Se habla mucho de Jesús, tanto ayer como hoy. En los periódicos, en los debates, entre amigos, Jesús es un misterio no resuelto, inquietante, difícil de descifrar. ¿Quién es, realmente, Jesús de Nazaret?

Las respuestas las conocemos de sobra: un gran hombre, un hombre apacible, un mensajero de paz, uno de tantos asesinados por el poder.

Todo esto es verdad, pero aquí se queda todo; difícilmente se acepta el testimonio de la comunidad de sus discípulos: Jesús es el Cristo, Jesús es el mismo Dios.

Es mejor mantenerse en la vaga y tranquilizadora convicción de que Jesús sea una personalidad de la historia a la que admirar, pero que nada tiene que ver con nuestra vida; es mejor controlar la relación con Jesús reduciéndolo a un recuerdo histórico, inocuo, en vez de admitir su inquietante presencia.

O, tal vez, hacer caso a las teorías de moda, tan abundantes en el cine o en la novela, para responder y repetir siempre una imagen de Jesús demasiado maravillosa o demasiado simple, pero no la del verdadero Jesús, el Hijo de Dios.

Deja en paz a los demás

Jesús no nos encaja bien y hoy, a quemarropa, nos pone a cada uno de nosotros la pregunta: Y vosotros, ¿quién decís que soy yo?

Y para mí, ¿quién es? Para mí solo, dentro de mí, sin la obsesión de tener que dar respuestas sensatas o que estén de moda, sin fachadas ni imágenes que mantener. ¿A mí, desnudo en mi interior, Jesús, quién es, qué me dice?
────────────────────────────────────────
__Preguntas del material__.
- 1) Según el texto fuente, ¿qué testimonio de la comunidad de discípulos se acepta difícilmente?
- 2) Copia la parte del texto fuente que comienza con las palabras que contienen "Se habla mucho" y termina en "por el poder.", y cambia el nombre "Nazaret" por "Nazareth".
────────────────────────────────────────
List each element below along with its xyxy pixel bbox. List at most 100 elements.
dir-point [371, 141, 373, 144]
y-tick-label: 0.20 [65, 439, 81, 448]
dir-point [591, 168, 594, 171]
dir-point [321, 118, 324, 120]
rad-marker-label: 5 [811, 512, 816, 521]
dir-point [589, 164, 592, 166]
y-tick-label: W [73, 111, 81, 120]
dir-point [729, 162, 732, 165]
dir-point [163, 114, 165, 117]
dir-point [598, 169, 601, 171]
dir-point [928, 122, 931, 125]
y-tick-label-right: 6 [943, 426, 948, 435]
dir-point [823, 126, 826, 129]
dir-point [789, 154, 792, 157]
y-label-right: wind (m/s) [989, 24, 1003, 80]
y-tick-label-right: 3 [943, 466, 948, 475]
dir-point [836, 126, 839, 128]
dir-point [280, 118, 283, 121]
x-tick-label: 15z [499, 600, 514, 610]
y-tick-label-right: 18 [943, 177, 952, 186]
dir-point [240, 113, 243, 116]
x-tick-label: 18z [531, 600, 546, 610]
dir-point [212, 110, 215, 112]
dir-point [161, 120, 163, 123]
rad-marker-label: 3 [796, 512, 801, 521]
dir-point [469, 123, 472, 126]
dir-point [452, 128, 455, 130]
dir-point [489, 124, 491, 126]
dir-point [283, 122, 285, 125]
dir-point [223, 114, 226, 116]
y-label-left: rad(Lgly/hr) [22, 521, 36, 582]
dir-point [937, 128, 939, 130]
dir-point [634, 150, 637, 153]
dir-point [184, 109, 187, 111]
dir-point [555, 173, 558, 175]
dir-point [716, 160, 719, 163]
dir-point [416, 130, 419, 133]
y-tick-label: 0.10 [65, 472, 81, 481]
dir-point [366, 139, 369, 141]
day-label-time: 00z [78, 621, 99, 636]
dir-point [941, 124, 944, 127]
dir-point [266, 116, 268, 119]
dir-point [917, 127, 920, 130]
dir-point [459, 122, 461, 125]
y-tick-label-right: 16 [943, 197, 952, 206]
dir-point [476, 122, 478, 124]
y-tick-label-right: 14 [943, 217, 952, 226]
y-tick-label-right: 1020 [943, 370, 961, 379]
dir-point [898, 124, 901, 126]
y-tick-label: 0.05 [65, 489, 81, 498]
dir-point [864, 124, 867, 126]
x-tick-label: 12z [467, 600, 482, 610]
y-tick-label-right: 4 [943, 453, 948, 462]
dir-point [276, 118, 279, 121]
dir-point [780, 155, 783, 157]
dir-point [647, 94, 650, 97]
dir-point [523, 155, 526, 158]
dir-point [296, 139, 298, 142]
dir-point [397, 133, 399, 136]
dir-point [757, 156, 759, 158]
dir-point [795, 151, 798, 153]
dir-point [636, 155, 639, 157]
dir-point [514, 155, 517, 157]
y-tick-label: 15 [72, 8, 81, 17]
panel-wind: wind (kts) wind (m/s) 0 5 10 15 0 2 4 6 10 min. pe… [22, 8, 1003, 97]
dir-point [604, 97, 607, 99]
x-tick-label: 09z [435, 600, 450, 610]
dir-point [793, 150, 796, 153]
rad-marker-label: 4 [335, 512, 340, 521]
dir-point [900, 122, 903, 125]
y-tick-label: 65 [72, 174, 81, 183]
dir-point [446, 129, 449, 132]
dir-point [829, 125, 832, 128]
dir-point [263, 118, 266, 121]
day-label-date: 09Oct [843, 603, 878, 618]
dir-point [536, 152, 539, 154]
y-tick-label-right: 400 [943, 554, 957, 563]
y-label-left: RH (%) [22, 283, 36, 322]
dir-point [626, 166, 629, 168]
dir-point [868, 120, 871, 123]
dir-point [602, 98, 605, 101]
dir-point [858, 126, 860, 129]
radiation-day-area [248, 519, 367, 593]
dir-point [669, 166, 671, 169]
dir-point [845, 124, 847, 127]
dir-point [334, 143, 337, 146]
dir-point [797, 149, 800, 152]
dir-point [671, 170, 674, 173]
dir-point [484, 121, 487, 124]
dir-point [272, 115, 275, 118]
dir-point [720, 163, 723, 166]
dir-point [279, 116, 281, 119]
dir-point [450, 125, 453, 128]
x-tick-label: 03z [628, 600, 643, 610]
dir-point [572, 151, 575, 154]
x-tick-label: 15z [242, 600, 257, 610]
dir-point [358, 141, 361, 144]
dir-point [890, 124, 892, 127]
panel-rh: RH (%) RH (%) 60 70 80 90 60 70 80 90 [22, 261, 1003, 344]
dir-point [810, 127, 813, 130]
────────────────────────────────────────
__Soluciones a continuación__.
- 1) Que Jesús es el Cristo, que Jesús es el mismo Dios.

- 2)
Se habla mucho de Jesús, tanto ayer como hoy. En los periódicos, en los debates, entre amigos, Jesús es un misterio no resuelto, inquietante, difícil de descifrar. ¿Quién es, realmente, Jesús de Nazareth?

Las respuestas las conocemos de sobra: un gran hombre, un hombre apacible, un mensajero de paz, uno de tantos asesinados por el poder.